Directions for this task -
Determine the count of lines holding "into" and give that count alone.

>> START Records for this task

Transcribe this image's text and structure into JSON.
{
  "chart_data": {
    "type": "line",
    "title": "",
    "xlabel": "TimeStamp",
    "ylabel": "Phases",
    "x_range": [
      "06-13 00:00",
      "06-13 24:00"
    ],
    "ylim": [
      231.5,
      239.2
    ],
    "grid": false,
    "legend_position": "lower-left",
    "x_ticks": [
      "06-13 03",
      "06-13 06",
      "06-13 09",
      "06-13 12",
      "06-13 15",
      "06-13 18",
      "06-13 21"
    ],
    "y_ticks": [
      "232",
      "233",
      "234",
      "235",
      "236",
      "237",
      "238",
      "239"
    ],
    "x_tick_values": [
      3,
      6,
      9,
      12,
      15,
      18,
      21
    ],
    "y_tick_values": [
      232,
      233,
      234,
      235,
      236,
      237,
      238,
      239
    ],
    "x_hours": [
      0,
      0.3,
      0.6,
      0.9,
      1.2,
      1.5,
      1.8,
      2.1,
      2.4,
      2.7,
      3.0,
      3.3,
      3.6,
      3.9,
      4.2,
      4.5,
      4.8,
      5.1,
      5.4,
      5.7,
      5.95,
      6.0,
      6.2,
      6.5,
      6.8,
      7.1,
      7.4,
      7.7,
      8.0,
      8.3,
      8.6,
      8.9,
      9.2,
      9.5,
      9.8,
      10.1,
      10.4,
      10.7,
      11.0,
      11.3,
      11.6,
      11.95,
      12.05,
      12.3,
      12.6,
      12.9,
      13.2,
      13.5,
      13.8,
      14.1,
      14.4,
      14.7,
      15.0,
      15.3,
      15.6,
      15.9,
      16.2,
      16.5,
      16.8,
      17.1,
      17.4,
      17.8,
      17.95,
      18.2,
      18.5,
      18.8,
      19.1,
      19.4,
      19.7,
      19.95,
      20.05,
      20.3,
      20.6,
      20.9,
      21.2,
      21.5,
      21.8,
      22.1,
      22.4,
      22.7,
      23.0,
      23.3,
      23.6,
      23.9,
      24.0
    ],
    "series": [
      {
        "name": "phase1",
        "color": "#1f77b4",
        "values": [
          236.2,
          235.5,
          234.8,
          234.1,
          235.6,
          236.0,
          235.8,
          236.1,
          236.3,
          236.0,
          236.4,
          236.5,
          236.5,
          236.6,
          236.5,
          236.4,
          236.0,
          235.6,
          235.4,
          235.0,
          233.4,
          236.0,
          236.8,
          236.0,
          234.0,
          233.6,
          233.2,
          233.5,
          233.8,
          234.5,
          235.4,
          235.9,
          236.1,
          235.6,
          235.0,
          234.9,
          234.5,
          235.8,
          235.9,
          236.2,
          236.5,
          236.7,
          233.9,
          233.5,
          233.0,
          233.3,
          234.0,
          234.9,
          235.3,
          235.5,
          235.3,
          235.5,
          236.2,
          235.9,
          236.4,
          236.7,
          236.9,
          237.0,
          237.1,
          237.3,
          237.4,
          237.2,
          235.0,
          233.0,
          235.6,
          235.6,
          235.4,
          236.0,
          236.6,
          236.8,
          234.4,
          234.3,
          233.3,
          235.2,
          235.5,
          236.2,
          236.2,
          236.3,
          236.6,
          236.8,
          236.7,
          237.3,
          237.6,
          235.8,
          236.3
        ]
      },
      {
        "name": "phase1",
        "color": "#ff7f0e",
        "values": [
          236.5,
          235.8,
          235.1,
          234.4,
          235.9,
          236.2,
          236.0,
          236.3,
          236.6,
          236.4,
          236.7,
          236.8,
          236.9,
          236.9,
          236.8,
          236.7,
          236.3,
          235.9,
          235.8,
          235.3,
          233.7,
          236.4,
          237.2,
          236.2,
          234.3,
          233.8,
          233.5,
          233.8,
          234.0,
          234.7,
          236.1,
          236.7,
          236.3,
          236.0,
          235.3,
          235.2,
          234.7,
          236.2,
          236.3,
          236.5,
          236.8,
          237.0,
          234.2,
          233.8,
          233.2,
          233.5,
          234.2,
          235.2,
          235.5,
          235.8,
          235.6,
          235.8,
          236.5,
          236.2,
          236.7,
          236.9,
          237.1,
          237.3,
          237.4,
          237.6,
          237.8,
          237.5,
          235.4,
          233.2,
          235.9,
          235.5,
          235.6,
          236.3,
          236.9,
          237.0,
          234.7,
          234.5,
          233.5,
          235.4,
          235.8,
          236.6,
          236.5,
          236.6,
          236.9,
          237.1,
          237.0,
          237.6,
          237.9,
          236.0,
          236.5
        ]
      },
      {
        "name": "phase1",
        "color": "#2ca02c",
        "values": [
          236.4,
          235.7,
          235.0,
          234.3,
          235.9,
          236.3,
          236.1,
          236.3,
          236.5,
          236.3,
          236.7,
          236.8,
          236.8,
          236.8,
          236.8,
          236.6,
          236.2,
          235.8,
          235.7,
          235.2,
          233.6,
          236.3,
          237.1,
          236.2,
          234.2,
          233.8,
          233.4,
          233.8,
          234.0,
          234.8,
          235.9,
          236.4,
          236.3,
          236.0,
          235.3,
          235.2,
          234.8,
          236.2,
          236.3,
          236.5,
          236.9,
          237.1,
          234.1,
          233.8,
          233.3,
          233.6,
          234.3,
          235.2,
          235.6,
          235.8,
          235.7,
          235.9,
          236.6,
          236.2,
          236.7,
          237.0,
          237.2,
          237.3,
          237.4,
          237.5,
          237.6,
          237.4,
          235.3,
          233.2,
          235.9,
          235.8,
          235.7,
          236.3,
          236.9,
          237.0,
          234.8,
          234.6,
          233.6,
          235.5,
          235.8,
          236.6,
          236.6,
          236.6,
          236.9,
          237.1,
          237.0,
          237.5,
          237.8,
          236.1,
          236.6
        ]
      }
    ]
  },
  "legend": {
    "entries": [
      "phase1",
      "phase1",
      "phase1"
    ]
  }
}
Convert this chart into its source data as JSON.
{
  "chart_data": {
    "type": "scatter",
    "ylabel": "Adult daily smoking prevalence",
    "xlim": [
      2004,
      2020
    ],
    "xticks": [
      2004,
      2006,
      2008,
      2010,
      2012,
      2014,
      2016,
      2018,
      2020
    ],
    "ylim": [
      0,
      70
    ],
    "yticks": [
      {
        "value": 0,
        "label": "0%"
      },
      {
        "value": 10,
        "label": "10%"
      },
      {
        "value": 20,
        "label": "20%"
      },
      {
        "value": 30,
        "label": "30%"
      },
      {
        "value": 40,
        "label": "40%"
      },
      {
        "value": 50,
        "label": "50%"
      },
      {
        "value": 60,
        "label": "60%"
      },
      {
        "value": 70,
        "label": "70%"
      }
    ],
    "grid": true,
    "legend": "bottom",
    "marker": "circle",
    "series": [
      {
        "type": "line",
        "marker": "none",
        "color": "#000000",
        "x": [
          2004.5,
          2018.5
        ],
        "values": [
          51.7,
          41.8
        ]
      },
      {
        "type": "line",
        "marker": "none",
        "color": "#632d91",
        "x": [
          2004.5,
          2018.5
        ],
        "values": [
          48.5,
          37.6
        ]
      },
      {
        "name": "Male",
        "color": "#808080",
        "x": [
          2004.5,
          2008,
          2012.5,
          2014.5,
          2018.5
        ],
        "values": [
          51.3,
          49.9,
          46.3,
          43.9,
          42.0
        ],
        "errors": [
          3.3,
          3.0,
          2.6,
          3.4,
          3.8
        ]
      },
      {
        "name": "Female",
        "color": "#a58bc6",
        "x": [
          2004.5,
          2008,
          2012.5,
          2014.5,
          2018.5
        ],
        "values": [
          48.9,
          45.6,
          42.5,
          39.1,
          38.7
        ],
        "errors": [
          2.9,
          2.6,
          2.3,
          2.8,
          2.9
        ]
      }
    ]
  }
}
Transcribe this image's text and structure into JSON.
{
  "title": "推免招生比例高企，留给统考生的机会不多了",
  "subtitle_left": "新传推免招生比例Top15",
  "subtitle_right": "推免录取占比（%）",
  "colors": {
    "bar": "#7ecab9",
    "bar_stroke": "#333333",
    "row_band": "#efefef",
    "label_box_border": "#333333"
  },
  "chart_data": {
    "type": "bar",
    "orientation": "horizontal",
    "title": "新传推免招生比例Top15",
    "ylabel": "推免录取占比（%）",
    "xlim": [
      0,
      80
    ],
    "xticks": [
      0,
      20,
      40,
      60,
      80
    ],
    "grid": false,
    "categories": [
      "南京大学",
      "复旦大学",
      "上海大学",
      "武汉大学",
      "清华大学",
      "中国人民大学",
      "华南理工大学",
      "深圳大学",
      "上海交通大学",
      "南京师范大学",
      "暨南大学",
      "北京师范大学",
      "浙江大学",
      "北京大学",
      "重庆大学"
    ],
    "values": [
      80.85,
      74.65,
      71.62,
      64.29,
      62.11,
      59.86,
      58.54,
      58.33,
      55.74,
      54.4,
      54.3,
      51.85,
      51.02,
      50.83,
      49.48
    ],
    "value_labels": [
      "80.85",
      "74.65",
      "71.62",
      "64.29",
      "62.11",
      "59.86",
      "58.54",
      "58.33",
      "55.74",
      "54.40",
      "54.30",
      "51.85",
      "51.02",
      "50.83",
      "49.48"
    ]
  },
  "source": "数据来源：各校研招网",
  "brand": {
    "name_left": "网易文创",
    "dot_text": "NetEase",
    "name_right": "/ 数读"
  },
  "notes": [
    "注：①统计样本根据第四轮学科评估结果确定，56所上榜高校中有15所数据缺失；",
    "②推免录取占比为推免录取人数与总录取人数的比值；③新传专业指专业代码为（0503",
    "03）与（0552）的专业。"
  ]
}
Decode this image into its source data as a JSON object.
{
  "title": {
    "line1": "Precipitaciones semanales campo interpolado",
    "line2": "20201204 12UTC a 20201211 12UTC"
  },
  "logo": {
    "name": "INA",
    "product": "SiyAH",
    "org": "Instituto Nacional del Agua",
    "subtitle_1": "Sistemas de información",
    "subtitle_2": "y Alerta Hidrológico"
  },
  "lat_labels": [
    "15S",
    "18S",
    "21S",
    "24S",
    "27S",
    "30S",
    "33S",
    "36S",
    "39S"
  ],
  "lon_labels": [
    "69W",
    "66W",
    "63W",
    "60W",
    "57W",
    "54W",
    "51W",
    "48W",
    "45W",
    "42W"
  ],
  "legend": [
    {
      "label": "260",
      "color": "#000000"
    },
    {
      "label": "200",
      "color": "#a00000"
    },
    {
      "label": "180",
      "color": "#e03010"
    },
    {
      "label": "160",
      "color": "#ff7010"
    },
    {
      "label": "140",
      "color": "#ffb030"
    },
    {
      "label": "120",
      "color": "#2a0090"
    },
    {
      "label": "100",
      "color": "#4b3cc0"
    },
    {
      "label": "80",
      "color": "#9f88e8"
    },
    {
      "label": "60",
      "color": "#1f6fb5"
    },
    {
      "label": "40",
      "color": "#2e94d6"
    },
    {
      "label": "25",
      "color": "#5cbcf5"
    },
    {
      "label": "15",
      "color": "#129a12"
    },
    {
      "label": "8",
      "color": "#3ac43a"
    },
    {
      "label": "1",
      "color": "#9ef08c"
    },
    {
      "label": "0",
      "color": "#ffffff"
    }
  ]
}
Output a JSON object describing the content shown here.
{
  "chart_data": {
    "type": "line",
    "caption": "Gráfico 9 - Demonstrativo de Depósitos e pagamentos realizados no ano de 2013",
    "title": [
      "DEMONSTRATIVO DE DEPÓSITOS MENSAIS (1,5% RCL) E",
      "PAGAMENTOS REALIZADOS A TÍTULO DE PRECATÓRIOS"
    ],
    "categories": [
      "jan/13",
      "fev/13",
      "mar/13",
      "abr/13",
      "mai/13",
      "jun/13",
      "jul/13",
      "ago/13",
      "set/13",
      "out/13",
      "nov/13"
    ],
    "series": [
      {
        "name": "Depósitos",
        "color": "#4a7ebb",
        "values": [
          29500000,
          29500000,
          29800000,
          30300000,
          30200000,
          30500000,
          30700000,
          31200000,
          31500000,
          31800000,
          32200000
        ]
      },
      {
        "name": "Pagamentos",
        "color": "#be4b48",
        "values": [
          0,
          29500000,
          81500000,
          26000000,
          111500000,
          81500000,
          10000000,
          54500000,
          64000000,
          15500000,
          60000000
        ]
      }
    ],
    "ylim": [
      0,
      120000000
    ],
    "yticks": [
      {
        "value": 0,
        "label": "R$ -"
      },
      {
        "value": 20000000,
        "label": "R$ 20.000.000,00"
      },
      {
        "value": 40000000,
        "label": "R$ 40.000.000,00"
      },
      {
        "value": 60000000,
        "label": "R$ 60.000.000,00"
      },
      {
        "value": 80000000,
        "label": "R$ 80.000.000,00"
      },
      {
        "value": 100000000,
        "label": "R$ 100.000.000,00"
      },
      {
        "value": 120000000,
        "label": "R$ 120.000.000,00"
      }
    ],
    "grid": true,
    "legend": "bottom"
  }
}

>> END Records for this task

Final result -
4